Read the lines that follow and pick out every one containing the word "right".

____

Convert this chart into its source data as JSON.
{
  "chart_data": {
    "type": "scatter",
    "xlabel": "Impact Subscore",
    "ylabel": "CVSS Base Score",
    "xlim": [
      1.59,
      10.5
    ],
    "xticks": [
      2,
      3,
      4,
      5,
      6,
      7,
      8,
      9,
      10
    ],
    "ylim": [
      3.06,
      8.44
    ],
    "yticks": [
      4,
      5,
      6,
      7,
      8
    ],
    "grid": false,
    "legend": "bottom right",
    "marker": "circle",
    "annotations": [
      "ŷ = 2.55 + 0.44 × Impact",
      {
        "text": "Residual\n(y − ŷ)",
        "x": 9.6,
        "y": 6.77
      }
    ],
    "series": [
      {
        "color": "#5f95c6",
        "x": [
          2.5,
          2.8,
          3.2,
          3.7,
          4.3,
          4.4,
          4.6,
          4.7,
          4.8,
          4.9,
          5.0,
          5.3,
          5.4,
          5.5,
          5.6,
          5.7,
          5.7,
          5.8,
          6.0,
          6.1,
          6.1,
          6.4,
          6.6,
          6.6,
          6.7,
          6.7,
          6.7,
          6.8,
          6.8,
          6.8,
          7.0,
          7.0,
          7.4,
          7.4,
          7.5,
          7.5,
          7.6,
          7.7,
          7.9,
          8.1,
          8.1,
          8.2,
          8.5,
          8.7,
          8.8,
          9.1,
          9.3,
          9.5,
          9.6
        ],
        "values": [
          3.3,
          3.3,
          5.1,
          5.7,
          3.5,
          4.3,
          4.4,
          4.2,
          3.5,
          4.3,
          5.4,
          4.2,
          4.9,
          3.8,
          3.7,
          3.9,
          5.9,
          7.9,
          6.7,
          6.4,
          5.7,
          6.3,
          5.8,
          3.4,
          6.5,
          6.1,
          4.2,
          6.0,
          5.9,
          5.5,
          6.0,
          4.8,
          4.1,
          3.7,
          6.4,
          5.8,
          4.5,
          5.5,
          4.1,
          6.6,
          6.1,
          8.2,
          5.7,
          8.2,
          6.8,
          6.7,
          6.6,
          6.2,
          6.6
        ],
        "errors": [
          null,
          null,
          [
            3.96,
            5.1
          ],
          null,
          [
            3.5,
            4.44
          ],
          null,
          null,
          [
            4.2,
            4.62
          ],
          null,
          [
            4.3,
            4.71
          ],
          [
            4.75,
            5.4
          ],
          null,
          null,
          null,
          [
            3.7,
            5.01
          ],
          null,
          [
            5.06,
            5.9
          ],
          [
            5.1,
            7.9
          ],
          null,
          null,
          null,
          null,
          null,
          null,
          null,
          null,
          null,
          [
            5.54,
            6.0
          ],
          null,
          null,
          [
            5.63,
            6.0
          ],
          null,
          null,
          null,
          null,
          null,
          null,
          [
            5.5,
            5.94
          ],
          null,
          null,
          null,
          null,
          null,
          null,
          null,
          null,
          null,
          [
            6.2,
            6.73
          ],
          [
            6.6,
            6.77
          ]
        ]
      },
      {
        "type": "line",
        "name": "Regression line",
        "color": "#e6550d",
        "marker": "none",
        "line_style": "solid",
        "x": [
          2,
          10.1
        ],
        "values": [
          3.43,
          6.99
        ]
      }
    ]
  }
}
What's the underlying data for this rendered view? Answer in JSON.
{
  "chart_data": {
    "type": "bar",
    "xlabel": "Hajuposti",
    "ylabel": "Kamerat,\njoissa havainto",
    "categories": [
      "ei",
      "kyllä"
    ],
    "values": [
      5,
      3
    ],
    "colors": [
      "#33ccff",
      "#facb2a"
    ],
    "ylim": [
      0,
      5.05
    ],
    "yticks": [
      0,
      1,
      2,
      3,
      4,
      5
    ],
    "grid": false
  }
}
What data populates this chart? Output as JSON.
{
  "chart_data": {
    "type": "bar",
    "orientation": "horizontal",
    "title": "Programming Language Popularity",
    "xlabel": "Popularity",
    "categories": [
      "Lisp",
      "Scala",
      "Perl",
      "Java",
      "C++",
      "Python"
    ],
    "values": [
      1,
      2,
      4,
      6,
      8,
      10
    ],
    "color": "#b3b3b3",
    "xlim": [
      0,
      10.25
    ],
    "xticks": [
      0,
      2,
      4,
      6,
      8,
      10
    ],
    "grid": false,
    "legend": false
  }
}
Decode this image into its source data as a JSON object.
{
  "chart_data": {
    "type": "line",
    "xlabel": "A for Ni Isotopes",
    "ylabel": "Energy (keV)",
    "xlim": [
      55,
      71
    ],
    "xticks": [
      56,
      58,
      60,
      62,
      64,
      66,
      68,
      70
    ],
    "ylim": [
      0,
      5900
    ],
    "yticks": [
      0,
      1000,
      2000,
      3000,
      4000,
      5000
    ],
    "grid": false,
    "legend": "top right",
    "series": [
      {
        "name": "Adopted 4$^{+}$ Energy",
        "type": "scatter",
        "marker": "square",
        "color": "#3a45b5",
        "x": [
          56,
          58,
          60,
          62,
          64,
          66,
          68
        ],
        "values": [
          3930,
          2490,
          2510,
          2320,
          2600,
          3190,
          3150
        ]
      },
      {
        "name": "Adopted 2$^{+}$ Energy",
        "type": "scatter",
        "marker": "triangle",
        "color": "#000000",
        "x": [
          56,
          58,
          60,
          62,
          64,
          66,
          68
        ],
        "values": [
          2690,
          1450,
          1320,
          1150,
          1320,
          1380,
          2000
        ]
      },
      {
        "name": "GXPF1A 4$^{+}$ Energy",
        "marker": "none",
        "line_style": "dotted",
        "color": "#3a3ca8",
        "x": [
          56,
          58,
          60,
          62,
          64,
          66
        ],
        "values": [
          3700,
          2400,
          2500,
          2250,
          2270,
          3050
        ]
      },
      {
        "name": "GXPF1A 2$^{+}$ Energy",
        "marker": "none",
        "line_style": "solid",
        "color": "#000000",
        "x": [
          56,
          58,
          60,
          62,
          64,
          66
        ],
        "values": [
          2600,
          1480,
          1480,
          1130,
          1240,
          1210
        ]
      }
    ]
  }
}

____

THE RESULT.
    "legend": "bottom right",
    "legend": "top right",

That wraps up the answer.